— Your instructions —
Counting only lines that contain "Français", how many are there in the records below? Give the figure alone.

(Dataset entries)
* * * * *

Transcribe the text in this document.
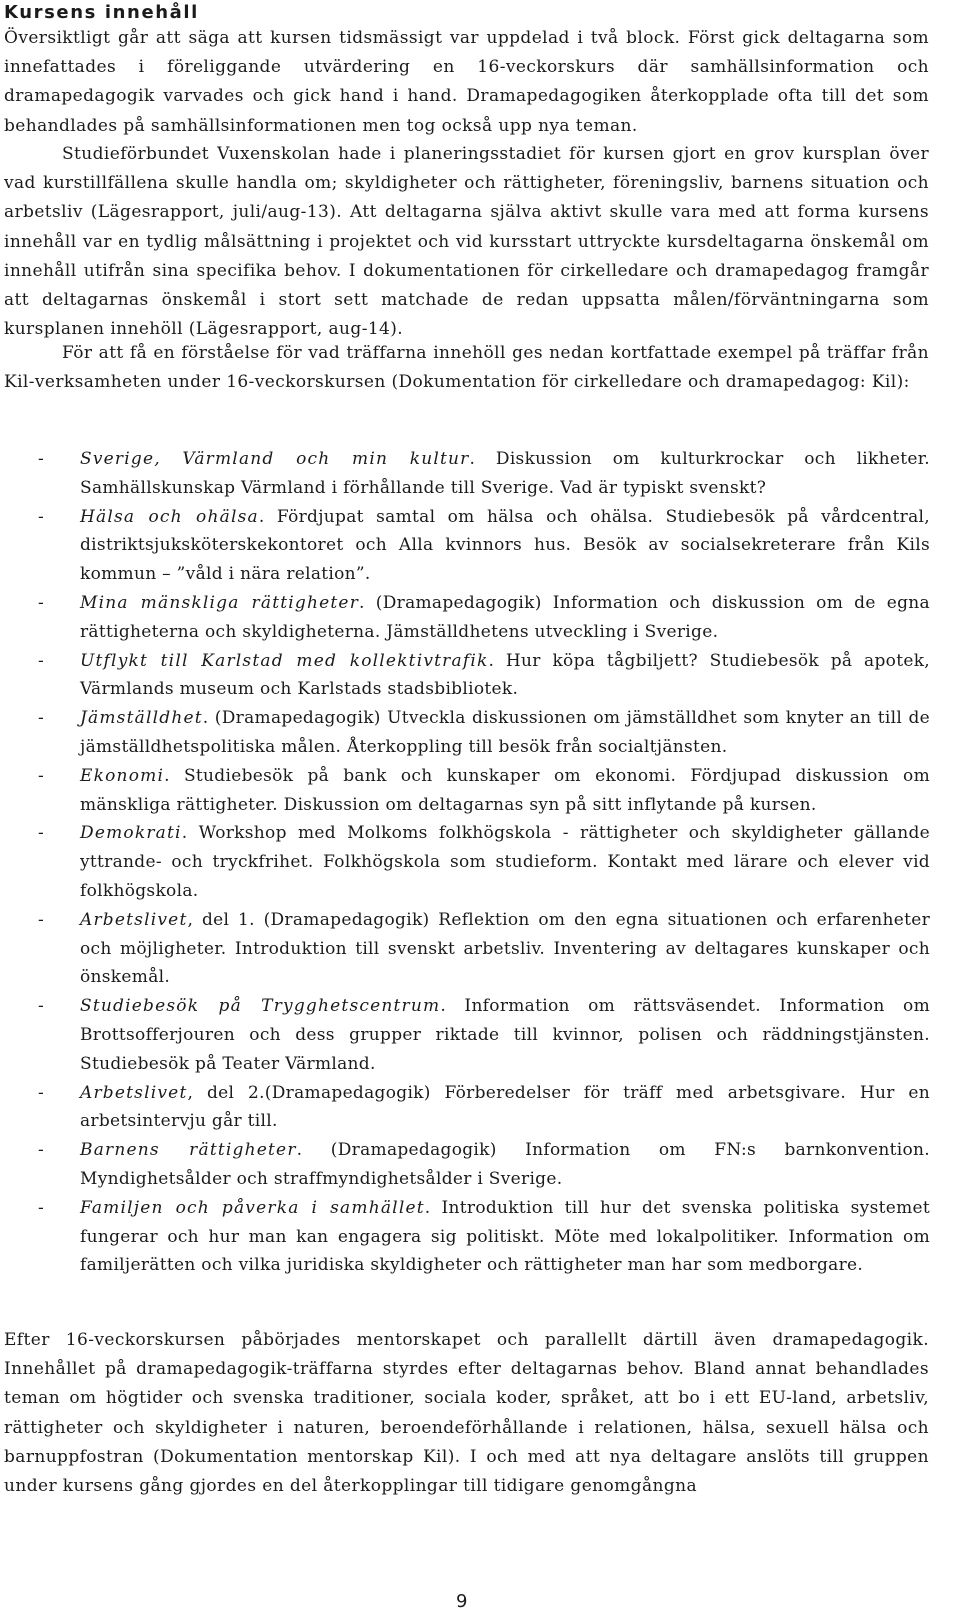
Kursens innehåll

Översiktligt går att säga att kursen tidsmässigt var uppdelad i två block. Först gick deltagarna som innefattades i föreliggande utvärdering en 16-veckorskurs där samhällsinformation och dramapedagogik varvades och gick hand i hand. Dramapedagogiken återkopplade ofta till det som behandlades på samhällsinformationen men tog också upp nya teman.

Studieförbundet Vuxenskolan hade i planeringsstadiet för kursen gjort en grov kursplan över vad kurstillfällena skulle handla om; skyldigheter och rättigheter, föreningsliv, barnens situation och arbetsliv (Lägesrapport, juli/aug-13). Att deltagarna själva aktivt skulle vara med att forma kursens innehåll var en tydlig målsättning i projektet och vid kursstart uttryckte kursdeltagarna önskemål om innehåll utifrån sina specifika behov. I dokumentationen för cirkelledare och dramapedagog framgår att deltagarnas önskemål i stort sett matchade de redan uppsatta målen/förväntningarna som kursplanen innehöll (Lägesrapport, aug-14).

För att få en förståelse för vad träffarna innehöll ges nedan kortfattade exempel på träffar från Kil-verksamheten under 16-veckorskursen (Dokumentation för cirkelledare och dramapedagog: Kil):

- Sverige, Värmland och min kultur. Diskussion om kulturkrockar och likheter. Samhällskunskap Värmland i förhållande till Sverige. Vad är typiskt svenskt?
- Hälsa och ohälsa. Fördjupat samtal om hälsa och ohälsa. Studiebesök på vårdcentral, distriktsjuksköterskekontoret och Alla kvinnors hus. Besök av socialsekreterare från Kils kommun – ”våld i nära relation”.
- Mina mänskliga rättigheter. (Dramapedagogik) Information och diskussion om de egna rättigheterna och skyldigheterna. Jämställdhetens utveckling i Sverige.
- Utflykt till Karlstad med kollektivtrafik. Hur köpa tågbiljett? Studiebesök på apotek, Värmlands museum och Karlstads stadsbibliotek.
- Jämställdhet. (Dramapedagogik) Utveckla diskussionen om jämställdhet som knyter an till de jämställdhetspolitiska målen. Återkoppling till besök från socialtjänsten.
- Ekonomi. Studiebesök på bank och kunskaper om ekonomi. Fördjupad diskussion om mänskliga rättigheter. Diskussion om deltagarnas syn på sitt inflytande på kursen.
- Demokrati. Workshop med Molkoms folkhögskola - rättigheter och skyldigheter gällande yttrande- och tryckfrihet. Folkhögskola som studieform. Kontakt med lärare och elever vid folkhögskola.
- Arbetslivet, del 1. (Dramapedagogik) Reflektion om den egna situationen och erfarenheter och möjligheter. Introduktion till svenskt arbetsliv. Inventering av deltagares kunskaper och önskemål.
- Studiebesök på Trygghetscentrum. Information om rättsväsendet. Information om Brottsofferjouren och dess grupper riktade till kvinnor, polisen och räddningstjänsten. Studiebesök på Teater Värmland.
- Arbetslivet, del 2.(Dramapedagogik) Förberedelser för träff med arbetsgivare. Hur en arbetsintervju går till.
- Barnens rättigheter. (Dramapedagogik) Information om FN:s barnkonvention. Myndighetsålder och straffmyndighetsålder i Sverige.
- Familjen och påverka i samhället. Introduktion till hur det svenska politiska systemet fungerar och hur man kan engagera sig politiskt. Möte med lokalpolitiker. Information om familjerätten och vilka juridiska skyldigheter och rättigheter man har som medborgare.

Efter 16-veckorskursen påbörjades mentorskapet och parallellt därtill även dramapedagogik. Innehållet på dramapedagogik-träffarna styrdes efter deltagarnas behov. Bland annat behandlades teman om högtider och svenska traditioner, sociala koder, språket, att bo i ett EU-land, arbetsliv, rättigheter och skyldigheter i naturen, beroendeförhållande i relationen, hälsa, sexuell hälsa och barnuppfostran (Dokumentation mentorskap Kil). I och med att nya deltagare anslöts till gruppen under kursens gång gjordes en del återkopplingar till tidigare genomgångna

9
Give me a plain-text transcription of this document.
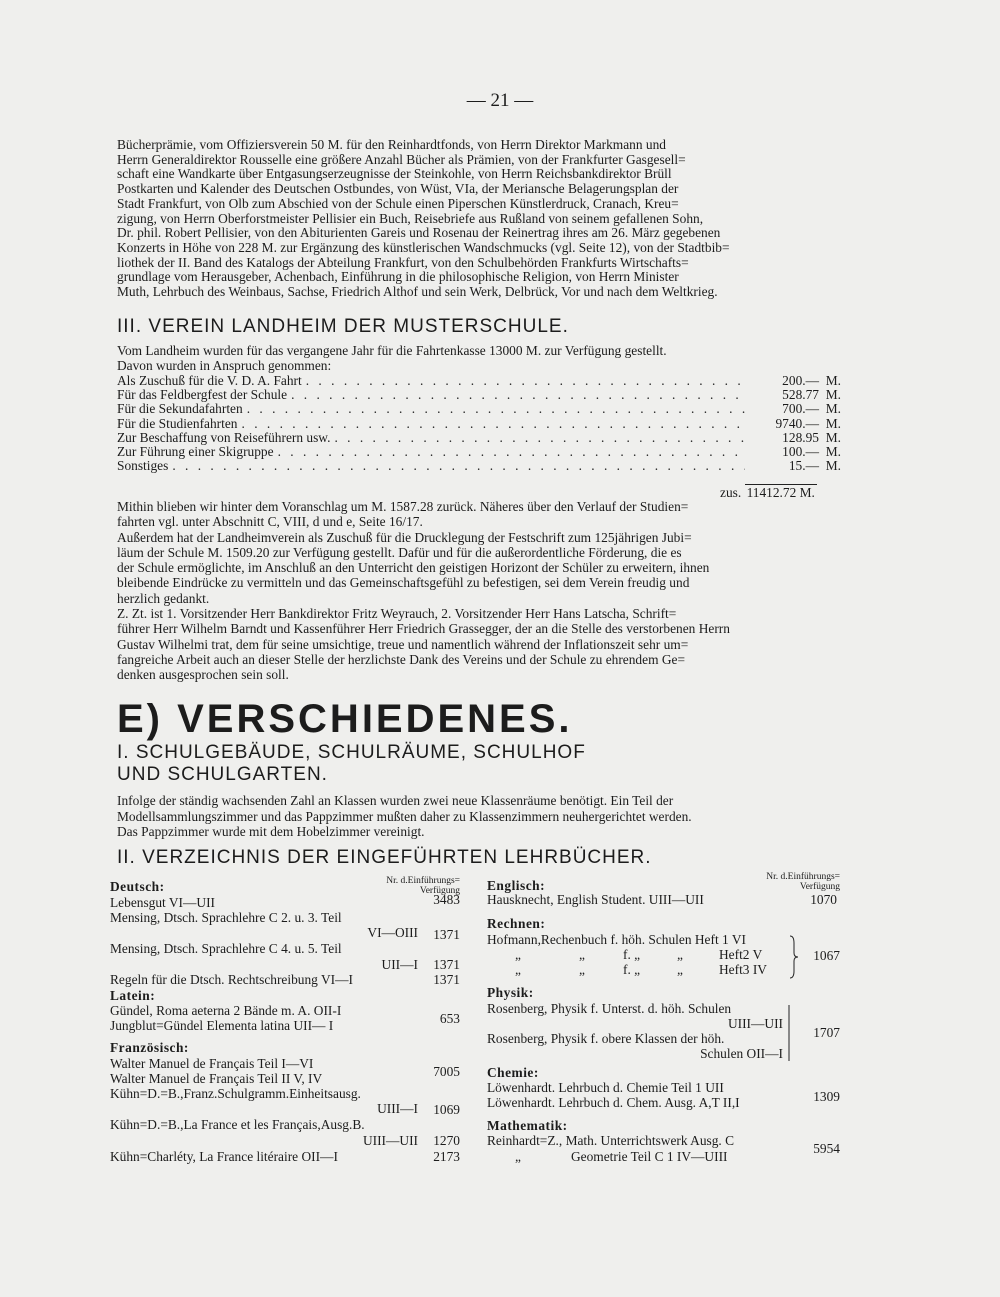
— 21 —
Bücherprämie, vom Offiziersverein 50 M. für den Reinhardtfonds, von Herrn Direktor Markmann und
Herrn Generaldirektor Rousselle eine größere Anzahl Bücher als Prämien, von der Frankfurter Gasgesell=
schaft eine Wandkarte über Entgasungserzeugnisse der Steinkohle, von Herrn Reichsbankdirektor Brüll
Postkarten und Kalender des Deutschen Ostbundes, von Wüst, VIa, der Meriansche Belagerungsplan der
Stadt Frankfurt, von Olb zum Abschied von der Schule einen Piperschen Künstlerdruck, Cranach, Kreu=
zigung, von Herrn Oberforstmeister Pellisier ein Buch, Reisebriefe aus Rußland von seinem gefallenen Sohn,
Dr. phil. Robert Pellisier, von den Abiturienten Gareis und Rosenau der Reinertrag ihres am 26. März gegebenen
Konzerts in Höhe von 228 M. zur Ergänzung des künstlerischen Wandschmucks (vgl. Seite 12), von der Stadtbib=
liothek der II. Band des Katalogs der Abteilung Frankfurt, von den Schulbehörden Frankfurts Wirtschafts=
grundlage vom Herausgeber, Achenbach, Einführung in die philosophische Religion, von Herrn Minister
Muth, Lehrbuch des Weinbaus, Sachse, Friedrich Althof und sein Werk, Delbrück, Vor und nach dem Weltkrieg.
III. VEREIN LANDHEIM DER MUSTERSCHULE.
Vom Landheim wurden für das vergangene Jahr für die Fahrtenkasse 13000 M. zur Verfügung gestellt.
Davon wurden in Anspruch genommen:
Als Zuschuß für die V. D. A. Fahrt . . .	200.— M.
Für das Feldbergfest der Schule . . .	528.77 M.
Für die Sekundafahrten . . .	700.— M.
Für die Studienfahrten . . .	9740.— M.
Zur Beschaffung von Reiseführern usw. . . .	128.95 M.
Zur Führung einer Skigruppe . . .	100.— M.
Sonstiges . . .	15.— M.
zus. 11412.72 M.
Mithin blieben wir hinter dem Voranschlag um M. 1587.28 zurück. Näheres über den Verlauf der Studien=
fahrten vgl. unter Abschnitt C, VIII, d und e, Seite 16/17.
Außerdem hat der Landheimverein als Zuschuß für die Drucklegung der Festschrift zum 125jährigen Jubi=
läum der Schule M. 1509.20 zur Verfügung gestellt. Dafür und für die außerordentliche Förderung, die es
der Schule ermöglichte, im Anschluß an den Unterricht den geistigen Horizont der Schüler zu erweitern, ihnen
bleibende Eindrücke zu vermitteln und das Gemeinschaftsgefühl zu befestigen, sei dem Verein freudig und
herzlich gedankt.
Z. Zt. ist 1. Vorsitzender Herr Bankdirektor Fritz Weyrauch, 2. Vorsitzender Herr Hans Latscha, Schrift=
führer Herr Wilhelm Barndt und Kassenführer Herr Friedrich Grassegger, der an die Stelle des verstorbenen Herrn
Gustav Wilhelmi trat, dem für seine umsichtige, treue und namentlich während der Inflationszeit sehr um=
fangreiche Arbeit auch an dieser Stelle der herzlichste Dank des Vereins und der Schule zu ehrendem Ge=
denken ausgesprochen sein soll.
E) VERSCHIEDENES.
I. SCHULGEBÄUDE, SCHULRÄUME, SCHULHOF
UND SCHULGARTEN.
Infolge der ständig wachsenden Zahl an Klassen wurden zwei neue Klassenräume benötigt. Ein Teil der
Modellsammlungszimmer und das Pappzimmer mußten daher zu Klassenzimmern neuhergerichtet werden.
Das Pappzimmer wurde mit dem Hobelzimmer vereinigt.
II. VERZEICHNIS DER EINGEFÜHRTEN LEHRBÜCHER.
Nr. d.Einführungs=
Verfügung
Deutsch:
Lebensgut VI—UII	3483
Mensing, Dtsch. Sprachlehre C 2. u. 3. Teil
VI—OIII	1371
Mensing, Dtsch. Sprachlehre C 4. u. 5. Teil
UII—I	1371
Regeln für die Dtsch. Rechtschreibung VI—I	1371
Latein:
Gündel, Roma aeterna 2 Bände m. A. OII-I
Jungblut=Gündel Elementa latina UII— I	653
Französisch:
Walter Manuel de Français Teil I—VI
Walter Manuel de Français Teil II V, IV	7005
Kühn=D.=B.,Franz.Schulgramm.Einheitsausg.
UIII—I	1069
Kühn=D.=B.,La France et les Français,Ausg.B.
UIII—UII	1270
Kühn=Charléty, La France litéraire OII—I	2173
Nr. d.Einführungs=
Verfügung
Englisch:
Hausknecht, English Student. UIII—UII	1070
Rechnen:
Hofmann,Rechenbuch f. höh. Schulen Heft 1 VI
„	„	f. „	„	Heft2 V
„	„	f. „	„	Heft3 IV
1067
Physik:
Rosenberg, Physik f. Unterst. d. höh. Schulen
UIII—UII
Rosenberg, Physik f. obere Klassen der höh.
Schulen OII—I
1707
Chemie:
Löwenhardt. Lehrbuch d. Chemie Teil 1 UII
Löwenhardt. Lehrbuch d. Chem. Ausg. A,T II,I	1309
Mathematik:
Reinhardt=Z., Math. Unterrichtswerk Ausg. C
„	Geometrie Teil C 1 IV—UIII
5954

* * * * *

— Your solution —
3